Quoted passage —
== Segment start ==

No one should ever have to manage or adjust to the effects of trauma, which can actually endanger the health. Although trauma is how the body and mind naturally respond to a deeply distressed experience, those who suffer it often feel humiliated in the long run. You can engage in some therapeutic techniques to help heal trauma.
However, to make this happen, it’s best to focus on both the body and the mind and not just be focused on the mind alone and yoga, being a form of exercise that helps to connect the mind and the body, can be employed to reduce the effects of trauma. Restorative yoga has been shown to improve body relaxation, which in turn balances hormones, relieves muscle tension and decreases heart and breath rate.
Here are three restorative yoga poses to help to heal trauma.
1. Pond pose (Tadagasana)
To do this, lie on your back with your legs lengthened, then press your thighs down to the floor. Now, lengthen your waist slowly by moving your rib-cage from your hips. Once that is done, outstretch and straighten your arms overhead and reach as far as you can till you feel a suction in your belly. This pose helps to lengthen the abdominal cavity and also opens the chest for an easy movement of the diaphragm, which makes breathing easier, thereby making you feel less nervous.
2. Side-lying (Savanasa)
You will need four blankets for this and an optional bolster. Start by choosing the side you’d like to relax in, then fold one blanket to rest between your thighs. Fold two other blankets and keep them beneath your head, with the bolster right behind you for support, if needed. Now, fold the last blanket and draw it close to your torso, with the top of your forearm directly on it. Breathe and bring your body to the relaxation point. This pose has been shown to be of great help for those, who want to feel safe and find rest while they sleep on the side.
3. Pyramid pose (Intense side stretch pose)
Stand on top of your mat, with arms by your side. Then, turn to the left and step your feet about 3 to 4 feet apart. Now, place your hands on your hips and keep your heels in line. This pose helps to release the hamstrings and the hamstrings are known to be a vital part of our flight-to-fight hormone. This will help you to manage feelings that make you uncomfortable or afraid.
Conclusion
These poses would surely help you deal with trauma as long as you do them right and you are consistent.

== Segment end ==

What to do —
[1] Decide whether each statement agrees with the restorative yoga text, answering yes or no and quoting the words of the text that decide it. (a) The side-lying pose requires a bolster. (b) Pond pose is done lying on the back. (c) In pyramid pose, the feet are stepped about 3 to 4 feet apart.
[2] Turn the paragraph of the restorative yoga text that opens with "You will need four blankets" into a short list that keeps its main facts.
[3] Output the portion of the restorative yoga text that begins at the words "No one should" and stops after "Pond pose (Tadagasana)".

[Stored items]
== Segment start ==

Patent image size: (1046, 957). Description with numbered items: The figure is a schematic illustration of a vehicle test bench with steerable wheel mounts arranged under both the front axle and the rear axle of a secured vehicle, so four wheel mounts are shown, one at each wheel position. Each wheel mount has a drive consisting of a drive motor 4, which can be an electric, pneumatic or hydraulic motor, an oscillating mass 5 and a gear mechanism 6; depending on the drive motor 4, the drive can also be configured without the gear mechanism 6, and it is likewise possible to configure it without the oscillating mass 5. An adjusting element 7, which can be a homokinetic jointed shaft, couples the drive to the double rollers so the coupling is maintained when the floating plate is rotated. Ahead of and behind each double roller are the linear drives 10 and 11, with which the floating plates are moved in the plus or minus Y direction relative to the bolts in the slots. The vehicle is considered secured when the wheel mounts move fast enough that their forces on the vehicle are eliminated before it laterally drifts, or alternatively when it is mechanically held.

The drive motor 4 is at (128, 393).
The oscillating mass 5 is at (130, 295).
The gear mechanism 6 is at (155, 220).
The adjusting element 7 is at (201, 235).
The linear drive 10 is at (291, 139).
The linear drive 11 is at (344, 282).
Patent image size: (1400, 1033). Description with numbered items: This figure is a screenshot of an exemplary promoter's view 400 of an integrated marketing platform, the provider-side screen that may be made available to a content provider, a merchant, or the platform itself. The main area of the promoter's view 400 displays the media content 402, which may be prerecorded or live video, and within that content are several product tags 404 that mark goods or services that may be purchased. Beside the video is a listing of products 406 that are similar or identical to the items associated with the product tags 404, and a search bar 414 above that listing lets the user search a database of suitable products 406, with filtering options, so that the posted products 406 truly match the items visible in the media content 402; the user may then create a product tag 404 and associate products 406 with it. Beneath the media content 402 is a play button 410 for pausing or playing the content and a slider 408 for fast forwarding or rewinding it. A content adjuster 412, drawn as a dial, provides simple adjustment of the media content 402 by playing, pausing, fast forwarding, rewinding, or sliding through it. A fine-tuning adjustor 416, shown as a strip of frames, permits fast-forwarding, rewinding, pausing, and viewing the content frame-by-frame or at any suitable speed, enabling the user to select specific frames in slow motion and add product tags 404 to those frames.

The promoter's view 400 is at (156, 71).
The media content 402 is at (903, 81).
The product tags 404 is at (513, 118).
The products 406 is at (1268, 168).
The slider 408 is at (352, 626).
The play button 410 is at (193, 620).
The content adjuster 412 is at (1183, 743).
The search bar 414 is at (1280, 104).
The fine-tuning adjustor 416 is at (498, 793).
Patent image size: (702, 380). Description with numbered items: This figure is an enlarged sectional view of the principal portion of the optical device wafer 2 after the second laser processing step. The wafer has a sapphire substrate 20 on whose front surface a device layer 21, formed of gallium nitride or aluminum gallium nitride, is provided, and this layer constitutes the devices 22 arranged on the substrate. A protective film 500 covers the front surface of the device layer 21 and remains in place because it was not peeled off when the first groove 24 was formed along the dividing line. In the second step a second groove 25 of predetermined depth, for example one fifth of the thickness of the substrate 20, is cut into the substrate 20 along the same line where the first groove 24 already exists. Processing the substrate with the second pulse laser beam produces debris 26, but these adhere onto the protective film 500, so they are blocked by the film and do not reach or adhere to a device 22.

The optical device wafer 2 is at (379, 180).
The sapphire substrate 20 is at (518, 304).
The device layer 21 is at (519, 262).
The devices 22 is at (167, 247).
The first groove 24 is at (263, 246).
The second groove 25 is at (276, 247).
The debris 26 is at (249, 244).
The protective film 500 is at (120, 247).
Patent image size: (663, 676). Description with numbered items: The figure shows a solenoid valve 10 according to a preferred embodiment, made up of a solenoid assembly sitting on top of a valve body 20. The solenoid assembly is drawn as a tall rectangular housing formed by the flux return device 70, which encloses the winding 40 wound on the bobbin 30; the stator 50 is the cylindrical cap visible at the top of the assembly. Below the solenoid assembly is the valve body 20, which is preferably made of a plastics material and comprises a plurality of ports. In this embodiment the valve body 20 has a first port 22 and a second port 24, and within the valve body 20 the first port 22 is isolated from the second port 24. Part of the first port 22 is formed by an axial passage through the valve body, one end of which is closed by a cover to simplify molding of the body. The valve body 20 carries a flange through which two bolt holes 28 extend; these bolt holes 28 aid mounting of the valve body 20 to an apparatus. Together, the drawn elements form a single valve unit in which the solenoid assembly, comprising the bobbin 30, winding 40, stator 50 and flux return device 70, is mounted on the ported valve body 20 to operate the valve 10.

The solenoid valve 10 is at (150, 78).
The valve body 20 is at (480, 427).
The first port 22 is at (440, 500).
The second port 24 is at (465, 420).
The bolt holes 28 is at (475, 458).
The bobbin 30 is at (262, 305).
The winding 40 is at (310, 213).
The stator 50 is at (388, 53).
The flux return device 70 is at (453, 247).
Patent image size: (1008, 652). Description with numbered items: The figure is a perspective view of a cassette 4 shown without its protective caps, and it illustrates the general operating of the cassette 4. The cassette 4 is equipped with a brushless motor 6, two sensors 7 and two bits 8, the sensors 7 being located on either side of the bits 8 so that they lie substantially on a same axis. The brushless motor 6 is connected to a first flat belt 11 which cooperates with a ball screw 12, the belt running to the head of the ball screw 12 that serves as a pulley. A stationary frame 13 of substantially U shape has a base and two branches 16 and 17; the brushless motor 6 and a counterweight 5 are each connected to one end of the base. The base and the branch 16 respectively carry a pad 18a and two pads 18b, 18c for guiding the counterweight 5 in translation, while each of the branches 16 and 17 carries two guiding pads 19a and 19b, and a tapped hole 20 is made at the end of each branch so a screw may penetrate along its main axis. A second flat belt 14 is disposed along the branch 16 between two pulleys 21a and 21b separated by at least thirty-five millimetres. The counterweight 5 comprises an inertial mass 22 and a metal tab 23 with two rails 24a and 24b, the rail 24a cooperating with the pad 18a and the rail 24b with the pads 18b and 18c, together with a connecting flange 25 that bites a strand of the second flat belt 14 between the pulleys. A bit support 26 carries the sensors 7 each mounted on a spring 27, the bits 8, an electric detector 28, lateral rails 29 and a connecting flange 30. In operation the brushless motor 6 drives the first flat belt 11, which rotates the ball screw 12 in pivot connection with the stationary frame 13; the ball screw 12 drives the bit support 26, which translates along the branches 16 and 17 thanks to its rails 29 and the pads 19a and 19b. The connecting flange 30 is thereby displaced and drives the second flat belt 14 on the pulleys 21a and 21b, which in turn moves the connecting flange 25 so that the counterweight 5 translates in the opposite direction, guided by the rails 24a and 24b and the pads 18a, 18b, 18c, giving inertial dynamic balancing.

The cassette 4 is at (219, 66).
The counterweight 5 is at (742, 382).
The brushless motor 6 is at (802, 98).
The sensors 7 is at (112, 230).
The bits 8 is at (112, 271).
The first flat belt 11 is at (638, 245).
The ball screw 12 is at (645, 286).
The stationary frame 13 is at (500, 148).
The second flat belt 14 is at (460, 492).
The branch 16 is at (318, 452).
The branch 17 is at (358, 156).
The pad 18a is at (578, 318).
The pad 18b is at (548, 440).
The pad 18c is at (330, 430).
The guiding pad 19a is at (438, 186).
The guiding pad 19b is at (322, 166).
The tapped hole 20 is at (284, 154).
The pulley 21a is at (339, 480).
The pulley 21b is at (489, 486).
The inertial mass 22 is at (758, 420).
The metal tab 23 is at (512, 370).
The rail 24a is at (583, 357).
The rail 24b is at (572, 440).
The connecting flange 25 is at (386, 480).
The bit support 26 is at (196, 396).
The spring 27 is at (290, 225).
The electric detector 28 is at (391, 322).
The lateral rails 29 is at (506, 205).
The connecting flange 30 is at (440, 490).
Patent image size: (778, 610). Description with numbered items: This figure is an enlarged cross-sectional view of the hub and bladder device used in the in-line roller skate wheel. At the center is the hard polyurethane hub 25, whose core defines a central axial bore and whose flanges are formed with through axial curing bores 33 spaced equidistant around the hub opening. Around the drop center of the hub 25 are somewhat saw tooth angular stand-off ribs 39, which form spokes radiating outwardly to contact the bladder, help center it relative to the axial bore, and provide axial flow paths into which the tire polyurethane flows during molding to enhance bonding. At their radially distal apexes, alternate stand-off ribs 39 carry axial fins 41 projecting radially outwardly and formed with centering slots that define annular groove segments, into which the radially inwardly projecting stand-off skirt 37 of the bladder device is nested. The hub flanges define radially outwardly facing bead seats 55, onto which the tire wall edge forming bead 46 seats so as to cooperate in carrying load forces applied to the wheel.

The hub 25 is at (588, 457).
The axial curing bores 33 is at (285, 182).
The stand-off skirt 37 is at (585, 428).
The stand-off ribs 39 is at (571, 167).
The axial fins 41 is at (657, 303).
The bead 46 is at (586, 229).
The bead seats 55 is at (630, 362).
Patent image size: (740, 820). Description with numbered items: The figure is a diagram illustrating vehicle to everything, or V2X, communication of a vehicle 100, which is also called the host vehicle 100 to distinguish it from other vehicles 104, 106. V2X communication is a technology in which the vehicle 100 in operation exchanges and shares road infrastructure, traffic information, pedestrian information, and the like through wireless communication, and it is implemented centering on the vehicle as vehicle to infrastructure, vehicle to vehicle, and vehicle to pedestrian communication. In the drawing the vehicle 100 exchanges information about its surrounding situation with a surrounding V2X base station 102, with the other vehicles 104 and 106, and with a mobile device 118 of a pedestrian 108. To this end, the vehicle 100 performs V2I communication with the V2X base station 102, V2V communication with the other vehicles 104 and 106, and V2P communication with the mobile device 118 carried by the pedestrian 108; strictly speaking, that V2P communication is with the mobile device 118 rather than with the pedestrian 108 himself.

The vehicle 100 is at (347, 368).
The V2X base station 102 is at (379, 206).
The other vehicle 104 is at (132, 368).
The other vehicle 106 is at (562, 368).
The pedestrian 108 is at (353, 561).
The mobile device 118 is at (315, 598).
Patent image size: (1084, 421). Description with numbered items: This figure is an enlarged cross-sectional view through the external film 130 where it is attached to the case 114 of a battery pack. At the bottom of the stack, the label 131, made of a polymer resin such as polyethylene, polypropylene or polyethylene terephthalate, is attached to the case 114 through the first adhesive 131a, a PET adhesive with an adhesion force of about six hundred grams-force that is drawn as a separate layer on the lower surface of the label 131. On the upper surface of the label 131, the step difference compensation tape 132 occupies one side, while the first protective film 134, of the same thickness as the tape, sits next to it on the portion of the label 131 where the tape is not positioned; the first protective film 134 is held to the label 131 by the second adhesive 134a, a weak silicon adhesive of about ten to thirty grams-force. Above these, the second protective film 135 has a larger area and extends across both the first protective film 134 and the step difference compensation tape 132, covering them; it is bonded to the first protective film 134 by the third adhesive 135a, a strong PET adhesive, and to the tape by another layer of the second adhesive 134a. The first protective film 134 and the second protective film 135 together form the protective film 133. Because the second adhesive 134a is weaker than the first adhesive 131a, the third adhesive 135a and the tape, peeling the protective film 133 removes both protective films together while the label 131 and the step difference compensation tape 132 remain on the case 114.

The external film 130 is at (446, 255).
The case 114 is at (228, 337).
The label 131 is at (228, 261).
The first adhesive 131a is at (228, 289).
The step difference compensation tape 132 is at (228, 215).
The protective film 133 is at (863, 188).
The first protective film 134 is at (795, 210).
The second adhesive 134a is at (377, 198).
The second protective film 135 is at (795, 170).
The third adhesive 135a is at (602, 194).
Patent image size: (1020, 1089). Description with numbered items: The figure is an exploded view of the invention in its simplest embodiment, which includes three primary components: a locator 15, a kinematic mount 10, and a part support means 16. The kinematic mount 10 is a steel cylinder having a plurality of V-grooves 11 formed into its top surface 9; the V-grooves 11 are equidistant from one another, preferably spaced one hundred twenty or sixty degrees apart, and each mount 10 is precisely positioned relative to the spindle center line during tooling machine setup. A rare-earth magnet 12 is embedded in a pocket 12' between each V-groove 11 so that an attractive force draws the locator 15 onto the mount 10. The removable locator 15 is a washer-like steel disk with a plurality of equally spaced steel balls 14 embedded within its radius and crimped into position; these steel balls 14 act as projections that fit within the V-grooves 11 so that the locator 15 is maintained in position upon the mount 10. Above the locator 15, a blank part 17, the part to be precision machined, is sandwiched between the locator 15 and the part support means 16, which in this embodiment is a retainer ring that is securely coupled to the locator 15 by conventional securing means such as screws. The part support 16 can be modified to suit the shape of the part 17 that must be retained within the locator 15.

== Segment end ==

Completed exercise —
[1]
(a) No: "You will need four blankets for this and an optional bolster."
(b) Yes: "lie on your back with your legs lengthened"
(c) Yes: "step your feet about 3 to 4 feet apart"

[2]
- Materials: four blankets, plus a bolster if wanted.
- Pick a side to relax on and fold one blanket to rest between the thighs.
- Fold two blankets and place them beneath the head, with the bolster behind for support if needed.
- Fold the last blanket and draw it close to the torso, with the top of the forearm on it.
- Breathe and bring the body to the relaxation point.
- Benefit: helps those who want to feel safe and rest while sleeping on their side.

[3]
No one should ever have to manage or adjust to the effects of trauma, which can actually endanger the health. Although trauma is how the body and mind naturally respond to a deeply distressed experience, those who suffer it often feel humiliated in the long run. You can engage in some therapeutic techniques to help heal trauma.
However, to make this happen, it’s best to focus on both the body and the mind and not just be focused on the mind alone and yoga, being a form of exercise that helps to connect the mind and the body, can be employed to reduce the effects of trauma. Restorative yoga has been shown to improve body relaxation, which in turn balances hormones, relieves muscle tension and decreases heart and breath rate.
Here are three restorative yoga poses to help to heal trauma.
1. Pond pose (Tadagasana)